<<<<

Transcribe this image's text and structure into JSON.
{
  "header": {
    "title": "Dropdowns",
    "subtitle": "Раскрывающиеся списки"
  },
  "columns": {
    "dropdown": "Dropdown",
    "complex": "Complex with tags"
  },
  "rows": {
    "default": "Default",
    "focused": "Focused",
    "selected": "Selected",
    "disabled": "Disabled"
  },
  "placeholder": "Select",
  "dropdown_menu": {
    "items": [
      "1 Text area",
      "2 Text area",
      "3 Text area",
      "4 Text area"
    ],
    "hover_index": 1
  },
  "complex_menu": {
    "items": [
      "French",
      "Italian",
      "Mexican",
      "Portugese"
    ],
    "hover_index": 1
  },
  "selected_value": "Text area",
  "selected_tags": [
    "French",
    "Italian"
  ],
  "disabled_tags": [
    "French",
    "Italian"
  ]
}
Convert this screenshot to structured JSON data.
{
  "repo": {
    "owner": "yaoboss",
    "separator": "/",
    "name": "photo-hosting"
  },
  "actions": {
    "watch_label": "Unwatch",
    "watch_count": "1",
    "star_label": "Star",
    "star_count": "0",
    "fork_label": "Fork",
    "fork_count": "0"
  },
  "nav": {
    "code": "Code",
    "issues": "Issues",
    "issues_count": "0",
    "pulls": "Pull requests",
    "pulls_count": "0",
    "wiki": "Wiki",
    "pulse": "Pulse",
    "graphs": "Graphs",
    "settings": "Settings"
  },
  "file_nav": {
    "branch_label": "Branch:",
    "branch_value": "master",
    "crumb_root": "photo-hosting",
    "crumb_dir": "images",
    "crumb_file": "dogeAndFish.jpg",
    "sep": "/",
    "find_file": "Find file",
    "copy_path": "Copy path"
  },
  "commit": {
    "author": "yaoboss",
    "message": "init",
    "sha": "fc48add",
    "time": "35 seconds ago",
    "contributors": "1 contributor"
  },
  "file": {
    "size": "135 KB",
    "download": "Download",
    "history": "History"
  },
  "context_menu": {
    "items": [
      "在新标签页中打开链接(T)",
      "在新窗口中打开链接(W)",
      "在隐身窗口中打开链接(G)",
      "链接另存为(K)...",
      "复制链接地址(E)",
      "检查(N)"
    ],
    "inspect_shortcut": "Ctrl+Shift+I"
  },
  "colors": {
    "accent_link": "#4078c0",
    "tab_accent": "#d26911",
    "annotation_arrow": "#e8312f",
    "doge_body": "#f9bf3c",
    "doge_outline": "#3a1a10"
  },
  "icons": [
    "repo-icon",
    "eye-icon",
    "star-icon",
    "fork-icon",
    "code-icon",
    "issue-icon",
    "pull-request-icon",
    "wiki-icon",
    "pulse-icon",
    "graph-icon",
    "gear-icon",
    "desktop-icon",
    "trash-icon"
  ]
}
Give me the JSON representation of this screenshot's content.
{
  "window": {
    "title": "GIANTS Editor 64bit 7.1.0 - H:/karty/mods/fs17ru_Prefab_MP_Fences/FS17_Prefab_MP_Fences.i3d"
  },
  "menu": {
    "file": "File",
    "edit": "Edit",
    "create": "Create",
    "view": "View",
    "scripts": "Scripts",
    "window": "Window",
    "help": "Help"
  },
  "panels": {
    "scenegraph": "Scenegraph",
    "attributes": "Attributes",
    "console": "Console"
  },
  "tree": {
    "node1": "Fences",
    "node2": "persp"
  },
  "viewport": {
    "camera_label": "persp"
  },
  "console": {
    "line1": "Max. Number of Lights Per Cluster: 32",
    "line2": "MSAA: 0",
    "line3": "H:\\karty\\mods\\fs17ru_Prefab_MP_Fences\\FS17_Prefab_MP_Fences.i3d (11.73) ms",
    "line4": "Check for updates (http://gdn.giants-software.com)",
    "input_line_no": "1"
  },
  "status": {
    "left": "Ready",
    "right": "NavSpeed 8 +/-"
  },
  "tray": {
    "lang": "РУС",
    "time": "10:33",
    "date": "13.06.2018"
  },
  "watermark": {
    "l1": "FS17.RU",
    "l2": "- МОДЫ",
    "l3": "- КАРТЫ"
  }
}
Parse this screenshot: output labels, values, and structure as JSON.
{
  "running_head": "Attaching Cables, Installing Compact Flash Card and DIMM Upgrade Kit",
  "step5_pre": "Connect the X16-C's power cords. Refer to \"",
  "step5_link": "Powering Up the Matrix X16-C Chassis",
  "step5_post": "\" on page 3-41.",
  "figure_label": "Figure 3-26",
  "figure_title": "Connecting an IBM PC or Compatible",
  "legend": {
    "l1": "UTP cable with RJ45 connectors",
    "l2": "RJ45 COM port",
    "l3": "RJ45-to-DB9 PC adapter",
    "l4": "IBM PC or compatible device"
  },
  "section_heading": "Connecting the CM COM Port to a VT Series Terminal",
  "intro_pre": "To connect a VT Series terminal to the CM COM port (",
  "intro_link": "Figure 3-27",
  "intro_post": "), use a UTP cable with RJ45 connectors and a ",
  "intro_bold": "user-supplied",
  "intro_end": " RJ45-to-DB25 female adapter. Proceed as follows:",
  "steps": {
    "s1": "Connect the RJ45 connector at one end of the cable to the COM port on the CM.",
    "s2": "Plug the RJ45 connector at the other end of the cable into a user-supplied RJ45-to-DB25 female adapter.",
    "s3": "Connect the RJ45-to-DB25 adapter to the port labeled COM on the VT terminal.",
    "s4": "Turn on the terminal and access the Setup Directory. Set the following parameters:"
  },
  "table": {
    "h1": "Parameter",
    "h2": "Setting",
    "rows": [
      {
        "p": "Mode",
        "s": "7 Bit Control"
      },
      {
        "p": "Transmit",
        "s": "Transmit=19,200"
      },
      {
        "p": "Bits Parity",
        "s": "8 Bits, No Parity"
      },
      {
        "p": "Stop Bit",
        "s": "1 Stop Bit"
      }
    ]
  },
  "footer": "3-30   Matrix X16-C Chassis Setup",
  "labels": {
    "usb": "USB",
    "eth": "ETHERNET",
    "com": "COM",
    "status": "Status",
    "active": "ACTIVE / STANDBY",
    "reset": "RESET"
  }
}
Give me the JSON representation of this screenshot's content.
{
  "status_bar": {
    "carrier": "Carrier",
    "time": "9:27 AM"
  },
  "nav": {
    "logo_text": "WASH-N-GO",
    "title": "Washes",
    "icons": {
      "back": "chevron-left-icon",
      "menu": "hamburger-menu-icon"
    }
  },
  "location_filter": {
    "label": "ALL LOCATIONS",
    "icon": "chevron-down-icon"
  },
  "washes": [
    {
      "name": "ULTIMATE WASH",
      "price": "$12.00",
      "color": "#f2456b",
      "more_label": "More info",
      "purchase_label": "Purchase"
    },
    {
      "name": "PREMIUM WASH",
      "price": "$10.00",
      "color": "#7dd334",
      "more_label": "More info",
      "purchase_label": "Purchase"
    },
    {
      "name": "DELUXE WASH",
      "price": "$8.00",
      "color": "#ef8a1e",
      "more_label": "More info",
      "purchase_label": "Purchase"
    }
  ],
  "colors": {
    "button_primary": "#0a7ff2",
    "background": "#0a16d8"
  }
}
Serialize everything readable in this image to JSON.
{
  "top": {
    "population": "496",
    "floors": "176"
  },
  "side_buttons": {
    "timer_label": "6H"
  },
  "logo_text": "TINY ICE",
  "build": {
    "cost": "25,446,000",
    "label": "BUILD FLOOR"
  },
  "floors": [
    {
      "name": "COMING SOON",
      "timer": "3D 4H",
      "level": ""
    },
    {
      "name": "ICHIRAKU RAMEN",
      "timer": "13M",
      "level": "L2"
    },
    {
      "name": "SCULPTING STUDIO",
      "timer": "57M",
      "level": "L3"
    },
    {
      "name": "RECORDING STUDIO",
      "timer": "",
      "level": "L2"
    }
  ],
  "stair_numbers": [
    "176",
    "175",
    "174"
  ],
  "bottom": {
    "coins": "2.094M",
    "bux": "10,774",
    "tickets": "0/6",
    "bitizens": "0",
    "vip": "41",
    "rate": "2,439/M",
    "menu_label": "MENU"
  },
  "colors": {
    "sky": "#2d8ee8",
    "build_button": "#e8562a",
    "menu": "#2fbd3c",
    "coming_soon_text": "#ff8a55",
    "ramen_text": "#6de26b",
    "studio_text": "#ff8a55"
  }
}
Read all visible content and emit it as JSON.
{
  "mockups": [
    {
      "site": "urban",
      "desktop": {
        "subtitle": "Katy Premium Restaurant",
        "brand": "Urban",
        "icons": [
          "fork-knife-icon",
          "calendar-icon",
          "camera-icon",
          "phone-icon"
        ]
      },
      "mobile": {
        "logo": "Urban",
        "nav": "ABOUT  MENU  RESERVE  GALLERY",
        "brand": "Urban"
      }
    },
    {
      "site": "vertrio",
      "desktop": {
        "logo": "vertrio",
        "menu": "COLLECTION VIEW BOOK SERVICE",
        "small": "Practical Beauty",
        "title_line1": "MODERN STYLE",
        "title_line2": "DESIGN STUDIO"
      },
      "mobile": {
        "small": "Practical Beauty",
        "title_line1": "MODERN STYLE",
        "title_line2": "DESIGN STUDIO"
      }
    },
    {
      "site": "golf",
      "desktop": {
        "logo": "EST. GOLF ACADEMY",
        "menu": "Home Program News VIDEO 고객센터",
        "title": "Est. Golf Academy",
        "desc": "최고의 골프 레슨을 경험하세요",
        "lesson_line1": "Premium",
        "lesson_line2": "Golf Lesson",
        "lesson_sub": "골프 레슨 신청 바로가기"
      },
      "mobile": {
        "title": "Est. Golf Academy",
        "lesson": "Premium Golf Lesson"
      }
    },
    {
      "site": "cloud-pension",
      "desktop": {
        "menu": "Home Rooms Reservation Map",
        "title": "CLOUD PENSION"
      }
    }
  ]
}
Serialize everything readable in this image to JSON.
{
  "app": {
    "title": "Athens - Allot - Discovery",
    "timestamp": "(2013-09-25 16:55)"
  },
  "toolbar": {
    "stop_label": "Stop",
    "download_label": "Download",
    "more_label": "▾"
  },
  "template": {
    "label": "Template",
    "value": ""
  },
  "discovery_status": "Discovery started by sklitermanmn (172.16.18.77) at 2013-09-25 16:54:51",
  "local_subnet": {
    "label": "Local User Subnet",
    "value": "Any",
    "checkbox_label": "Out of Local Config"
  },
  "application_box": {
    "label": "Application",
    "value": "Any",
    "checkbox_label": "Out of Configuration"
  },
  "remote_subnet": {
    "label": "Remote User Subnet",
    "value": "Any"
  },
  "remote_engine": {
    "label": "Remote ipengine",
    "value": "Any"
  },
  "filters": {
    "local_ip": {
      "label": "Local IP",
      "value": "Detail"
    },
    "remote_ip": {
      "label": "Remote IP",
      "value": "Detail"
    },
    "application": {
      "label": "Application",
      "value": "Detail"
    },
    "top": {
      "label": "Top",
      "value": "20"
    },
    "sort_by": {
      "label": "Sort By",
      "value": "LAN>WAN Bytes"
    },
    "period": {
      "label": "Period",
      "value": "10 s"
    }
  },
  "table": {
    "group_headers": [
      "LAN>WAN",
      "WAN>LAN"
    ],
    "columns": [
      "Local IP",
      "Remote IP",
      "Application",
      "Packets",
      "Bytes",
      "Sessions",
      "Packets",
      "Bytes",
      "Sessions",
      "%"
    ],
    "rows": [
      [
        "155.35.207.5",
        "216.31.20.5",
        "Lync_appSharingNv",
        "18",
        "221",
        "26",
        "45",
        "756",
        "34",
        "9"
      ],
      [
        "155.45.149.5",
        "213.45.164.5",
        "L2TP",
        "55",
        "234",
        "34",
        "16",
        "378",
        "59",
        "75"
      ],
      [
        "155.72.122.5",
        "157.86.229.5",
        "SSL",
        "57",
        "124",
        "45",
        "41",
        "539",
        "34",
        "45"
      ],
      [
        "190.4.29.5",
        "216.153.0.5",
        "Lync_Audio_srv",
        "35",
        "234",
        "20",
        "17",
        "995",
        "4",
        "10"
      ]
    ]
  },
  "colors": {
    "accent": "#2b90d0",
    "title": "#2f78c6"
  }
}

>>>>

◆ GIVEN REQUEST
Using the listing, copy every line where the word "adapter" shows up.

◆ OUTPUT FOR THIS TASK
    "l3": "RJ45-to-DB9 PC adapter",
  "intro_end": " RJ45-to-DB25 female adapter. Proceed as follows:",
    "s2": "Plug the RJ45 connector at the other end of the cable into a user-supplied RJ45-to-DB25 female adapter.",
    "s3": "Connect the RJ45-to-DB25 adapter to the port labeled COM on the VT terminal.",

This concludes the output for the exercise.